▶ _RECORDS PROVIDED_:
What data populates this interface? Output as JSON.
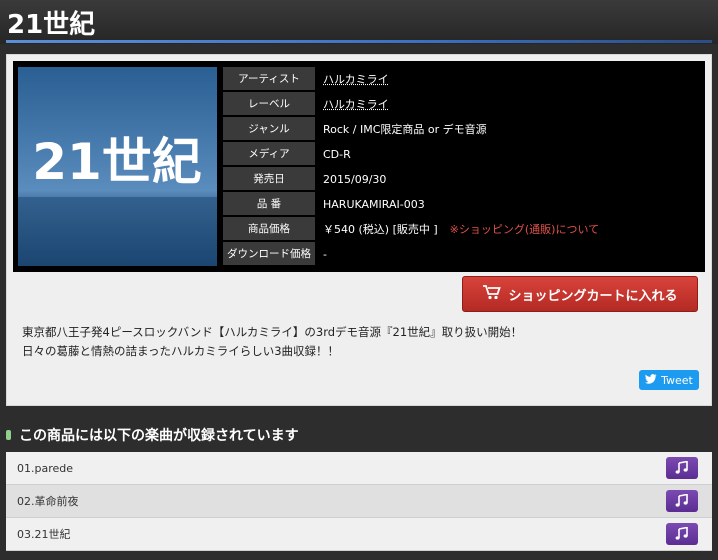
{
  "page": {
    "title": "21世紀"
  },
  "product": {
    "jacket_text": "21世紀",
    "specs": [
      {
        "label": "アーティスト",
        "value": "ハルカミライ"
      },
      {
        "label": "レーベル",
        "value": "ハルカミライ"
      },
      {
        "label": "ジャンル",
        "value": "Rock / IMC限定商品 or デモ音源"
      },
      {
        "label": "メディア",
        "value": "CD-R"
      },
      {
        "label": "発売日",
        "value": "2015/09/30"
      },
      {
        "label": "品 番",
        "value": "HARUKAMIRAI-003"
      },
      {
        "label": "商品価格",
        "value": "￥540 (税込) [販売中 ]",
        "link": "※ショッピング(通販)について"
      },
      {
        "label": "ダウンロード価格",
        "value": "-"
      }
    ],
    "cart_button": "ショッピングカートに入れる",
    "description": [
      "東京都八王子発4ピースロックバンド【ハルカミライ】の3rdデモ音源『21世紀』取り扱い開始！",
      "日々の葛藤と情熱の詰まったハルカミライらしい3曲収録！！"
    ],
    "tweet_label": "Tweet"
  },
  "tracks": {
    "heading": "この商品には以下の楽曲が収録されています",
    "items": [
      "01.parede",
      "02.革命前夜",
      "03.21世紀"
    ]
  },
  "colors": {
    "cart": "#c0302a",
    "music_button": "#6a3aa2",
    "tweet": "#1d9bf0",
    "link_red": "#e0514a"
  }
}
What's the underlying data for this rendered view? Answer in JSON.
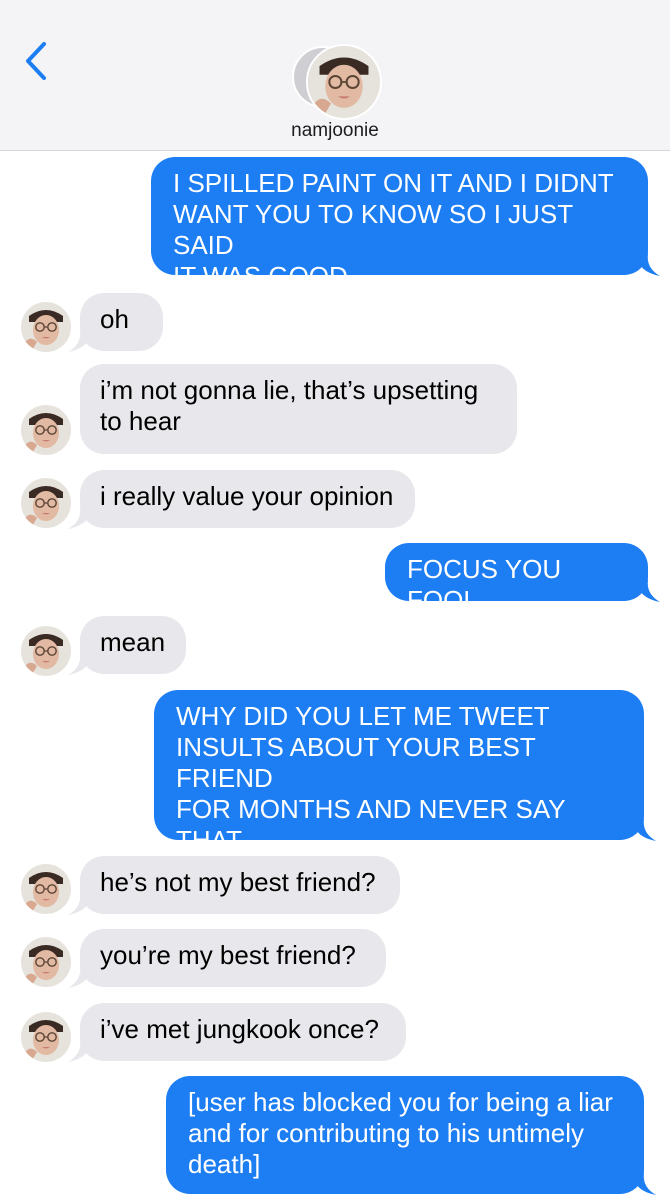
{
  "header": {
    "back_icon": "chevron-left-icon",
    "contact_name": "namjoonie"
  },
  "colors": {
    "outgoing": "#1d7ef4",
    "incoming": "#e8e8ec",
    "accent": "#1d7ef4"
  },
  "messages": [
    {
      "from": "me",
      "text": "I SPILLED PAINT ON IT AND I DIDNT\nWANT YOU TO KNOW SO I JUST SAID\nIT WAS GOOD"
    },
    {
      "from": "contact",
      "text": "oh"
    },
    {
      "from": "contact",
      "text": "i’m not gonna lie, that’s upsetting\nto hear"
    },
    {
      "from": "contact",
      "text": "i really value your opinion"
    },
    {
      "from": "me",
      "text": "FOCUS YOU FOOL"
    },
    {
      "from": "contact",
      "text": "mean"
    },
    {
      "from": "me",
      "text": "WHY DID YOU LET ME TWEET\nINSULTS ABOUT YOUR BEST FRIEND\nFOR MONTHS AND NEVER SAY THAT\nYOU KNEW HIM"
    },
    {
      "from": "contact",
      "text": "he’s not my best friend?"
    },
    {
      "from": "contact",
      "text": "you’re my best friend?"
    },
    {
      "from": "contact",
      "text": "i’ve met jungkook once?"
    },
    {
      "from": "me",
      "text": "[user has blocked you for being a liar\nand for contributing to his untimely\ndeath]"
    }
  ]
}
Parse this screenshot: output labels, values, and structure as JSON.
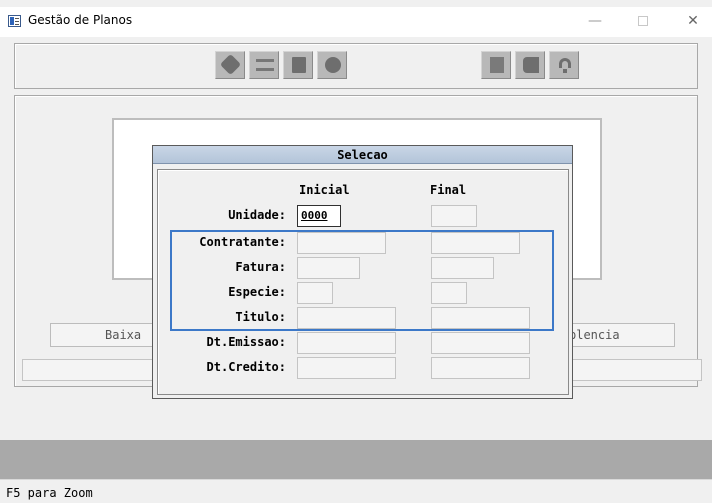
{
  "window": {
    "title": "Gestão de Planos",
    "minimize_glyph": "—",
    "close_glyph": "✕"
  },
  "toolbar": {
    "buttons": [
      "edit-icon",
      "list-icon",
      "copy-icon",
      "settings-icon",
      "report-icon",
      "exit-icon",
      "help-icon"
    ]
  },
  "background": {
    "left_button_label": "Baixa",
    "right_button_label": "plencia"
  },
  "dialog": {
    "title": "Selecao",
    "col_initial": "Inicial",
    "col_final": "Final",
    "fields": [
      {
        "label": "Unidade:",
        "initial": "0000",
        "final": ""
      },
      {
        "label": "Contratante:",
        "initial": "",
        "final": ""
      },
      {
        "label": "Fatura:",
        "initial": "",
        "final": ""
      },
      {
        "label": "Especie:",
        "initial": "",
        "final": ""
      },
      {
        "label": "Titulo:",
        "initial": "",
        "final": ""
      },
      {
        "label": "Dt.Emissao:",
        "initial": "",
        "final": ""
      },
      {
        "label": "Dt.Credito:",
        "initial": "",
        "final": ""
      }
    ]
  },
  "status": {
    "text": "F5 para Zoom"
  },
  "colors": {
    "highlight": "#3c78c8",
    "dialog_title_bg": "#b3c4d9",
    "status_gray": "#a9a9a9"
  }
}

▶ _WHAT YOU HAVE TO DO_: Which lines contain "data"? Copy each of them out.

▶ _EXERCISE RESPONSE_:
What data populates this interface? Output as JSON.
What's the underlying data for this rendered view? Answer in JSON.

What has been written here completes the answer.